Short exercise:
Each line that holds the word "ylabel" counts once; give the total number of such lines and nothing else.

###

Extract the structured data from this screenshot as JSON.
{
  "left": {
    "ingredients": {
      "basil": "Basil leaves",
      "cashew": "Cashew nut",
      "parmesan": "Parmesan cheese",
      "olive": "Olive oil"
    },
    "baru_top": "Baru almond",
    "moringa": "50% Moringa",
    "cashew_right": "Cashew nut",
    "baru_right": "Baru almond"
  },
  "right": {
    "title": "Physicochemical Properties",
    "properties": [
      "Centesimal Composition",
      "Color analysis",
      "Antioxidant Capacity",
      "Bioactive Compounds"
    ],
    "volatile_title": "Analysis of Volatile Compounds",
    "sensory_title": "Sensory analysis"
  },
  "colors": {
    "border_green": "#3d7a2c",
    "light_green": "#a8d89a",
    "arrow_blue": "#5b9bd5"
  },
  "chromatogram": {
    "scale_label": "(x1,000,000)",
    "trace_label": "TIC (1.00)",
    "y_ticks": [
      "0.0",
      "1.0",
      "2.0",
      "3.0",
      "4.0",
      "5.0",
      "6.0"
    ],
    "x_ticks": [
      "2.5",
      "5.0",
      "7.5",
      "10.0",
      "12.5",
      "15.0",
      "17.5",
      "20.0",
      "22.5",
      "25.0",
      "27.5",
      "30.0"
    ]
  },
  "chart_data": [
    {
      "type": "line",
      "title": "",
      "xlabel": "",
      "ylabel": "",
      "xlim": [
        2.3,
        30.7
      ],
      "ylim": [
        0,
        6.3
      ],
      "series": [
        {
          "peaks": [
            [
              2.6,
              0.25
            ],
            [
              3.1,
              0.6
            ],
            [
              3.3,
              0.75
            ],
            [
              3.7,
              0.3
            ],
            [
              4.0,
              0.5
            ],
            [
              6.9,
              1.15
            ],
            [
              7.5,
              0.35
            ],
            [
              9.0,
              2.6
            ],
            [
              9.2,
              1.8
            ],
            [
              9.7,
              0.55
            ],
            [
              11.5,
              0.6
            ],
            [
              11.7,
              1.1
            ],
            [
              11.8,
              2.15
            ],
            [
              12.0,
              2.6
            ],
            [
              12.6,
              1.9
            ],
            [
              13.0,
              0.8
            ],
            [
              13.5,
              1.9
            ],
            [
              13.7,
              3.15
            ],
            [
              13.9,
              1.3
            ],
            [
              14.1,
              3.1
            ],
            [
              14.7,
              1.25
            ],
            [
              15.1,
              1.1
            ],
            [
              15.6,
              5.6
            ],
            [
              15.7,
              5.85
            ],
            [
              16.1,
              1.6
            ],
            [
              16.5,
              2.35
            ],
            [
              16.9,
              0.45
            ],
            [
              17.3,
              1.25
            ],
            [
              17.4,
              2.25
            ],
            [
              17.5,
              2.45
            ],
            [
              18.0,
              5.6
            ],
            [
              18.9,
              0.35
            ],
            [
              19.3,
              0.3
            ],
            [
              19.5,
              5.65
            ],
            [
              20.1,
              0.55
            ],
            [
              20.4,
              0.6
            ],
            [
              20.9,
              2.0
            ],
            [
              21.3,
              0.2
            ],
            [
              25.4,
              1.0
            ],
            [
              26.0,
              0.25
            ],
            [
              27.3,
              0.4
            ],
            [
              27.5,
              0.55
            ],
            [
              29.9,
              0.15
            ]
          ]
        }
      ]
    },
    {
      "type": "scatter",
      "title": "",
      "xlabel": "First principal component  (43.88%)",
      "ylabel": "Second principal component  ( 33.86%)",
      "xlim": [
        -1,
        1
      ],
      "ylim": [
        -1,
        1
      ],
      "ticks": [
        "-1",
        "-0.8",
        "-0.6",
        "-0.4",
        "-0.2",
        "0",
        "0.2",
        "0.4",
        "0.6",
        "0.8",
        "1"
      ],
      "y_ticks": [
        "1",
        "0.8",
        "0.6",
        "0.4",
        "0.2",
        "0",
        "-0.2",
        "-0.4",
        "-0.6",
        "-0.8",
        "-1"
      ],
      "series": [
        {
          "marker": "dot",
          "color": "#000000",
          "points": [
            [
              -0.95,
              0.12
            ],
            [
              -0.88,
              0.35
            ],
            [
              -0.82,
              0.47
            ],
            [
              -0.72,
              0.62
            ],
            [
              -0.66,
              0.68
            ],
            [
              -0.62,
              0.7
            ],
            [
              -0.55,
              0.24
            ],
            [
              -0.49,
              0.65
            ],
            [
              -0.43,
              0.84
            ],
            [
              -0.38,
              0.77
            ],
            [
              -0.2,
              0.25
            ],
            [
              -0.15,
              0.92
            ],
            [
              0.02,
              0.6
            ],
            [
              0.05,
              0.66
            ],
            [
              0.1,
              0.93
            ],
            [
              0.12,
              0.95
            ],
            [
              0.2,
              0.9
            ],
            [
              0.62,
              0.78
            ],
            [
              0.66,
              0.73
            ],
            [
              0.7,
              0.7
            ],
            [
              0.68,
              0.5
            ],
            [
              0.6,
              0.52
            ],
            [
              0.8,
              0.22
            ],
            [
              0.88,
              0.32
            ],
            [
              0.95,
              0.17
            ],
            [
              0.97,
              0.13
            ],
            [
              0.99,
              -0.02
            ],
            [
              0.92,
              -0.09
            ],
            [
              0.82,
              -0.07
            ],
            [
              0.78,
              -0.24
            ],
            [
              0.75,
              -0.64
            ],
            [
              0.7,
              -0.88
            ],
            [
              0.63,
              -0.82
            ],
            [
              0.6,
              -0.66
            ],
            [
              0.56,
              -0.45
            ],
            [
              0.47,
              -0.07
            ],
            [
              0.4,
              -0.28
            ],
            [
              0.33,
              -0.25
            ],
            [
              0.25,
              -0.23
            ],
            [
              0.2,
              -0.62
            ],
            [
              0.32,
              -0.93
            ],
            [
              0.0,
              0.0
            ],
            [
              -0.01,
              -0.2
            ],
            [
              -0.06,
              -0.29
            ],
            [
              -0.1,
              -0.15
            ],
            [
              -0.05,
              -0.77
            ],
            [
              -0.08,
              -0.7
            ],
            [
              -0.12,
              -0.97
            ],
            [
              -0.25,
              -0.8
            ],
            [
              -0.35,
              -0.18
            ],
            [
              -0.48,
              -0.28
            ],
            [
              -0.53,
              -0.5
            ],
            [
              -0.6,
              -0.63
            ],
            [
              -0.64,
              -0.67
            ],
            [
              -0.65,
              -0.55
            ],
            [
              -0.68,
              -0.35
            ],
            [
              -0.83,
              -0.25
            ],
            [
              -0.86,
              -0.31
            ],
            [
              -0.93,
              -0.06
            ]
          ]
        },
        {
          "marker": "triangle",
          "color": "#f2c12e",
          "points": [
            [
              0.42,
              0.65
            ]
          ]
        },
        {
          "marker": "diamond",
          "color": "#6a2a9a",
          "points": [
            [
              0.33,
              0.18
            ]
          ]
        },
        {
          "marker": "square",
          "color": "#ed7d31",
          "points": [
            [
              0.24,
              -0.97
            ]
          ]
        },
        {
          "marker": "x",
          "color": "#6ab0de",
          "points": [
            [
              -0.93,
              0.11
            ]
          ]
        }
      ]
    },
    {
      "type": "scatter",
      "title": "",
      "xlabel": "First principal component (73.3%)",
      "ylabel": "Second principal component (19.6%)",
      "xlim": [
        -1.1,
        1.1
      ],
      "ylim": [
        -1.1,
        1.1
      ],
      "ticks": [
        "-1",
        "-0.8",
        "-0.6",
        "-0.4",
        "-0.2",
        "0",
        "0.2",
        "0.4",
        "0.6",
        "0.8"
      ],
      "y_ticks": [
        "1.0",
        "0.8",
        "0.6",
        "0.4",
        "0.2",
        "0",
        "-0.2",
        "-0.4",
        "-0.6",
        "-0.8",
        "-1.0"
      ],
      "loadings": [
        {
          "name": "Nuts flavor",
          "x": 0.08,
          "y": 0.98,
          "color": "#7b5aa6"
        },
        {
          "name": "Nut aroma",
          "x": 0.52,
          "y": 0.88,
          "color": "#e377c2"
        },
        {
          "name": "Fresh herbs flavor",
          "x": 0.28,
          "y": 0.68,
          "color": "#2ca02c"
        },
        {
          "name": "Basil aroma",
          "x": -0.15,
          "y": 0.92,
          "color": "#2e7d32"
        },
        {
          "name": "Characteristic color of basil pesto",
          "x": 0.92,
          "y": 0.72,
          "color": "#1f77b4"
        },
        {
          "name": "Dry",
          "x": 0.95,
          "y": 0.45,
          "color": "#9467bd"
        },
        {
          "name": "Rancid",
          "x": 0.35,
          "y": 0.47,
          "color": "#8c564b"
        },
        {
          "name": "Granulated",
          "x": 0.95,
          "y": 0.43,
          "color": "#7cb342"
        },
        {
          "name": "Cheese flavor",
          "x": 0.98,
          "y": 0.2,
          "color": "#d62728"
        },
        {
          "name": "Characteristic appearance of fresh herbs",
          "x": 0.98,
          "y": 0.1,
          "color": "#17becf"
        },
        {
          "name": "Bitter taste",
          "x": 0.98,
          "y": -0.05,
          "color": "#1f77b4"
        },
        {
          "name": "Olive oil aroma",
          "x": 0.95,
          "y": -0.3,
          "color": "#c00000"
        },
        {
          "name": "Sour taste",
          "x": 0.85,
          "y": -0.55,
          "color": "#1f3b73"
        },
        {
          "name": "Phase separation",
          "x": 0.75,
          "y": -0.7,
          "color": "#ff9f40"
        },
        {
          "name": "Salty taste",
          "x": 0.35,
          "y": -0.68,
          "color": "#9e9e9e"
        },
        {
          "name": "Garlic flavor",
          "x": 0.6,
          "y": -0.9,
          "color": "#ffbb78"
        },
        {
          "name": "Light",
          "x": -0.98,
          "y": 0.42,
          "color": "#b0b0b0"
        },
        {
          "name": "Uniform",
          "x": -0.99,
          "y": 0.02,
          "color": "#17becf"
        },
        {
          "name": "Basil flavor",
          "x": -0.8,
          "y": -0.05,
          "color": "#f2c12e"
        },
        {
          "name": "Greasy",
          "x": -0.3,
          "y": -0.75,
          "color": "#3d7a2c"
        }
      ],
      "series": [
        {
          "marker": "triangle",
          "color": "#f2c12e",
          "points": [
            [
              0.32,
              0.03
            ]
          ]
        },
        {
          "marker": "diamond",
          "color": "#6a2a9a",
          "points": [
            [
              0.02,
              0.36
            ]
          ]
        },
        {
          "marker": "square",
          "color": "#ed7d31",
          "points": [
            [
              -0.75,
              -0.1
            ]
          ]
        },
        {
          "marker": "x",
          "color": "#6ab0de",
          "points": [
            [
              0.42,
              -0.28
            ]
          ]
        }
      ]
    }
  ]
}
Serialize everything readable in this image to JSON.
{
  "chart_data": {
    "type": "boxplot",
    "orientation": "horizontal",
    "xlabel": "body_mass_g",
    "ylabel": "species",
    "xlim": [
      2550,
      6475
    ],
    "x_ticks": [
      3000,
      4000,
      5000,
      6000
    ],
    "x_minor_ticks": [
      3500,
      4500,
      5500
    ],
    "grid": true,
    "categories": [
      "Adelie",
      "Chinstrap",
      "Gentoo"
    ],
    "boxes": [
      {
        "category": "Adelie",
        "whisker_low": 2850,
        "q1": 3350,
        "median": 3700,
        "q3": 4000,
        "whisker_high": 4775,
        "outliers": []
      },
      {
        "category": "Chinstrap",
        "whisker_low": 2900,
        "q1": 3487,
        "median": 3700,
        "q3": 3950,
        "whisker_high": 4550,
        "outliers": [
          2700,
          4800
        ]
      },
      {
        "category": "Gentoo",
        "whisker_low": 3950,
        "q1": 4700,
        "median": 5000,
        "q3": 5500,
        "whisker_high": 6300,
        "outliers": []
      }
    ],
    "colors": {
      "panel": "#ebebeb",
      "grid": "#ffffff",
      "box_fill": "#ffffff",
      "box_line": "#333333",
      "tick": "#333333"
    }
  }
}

###

Solution:
4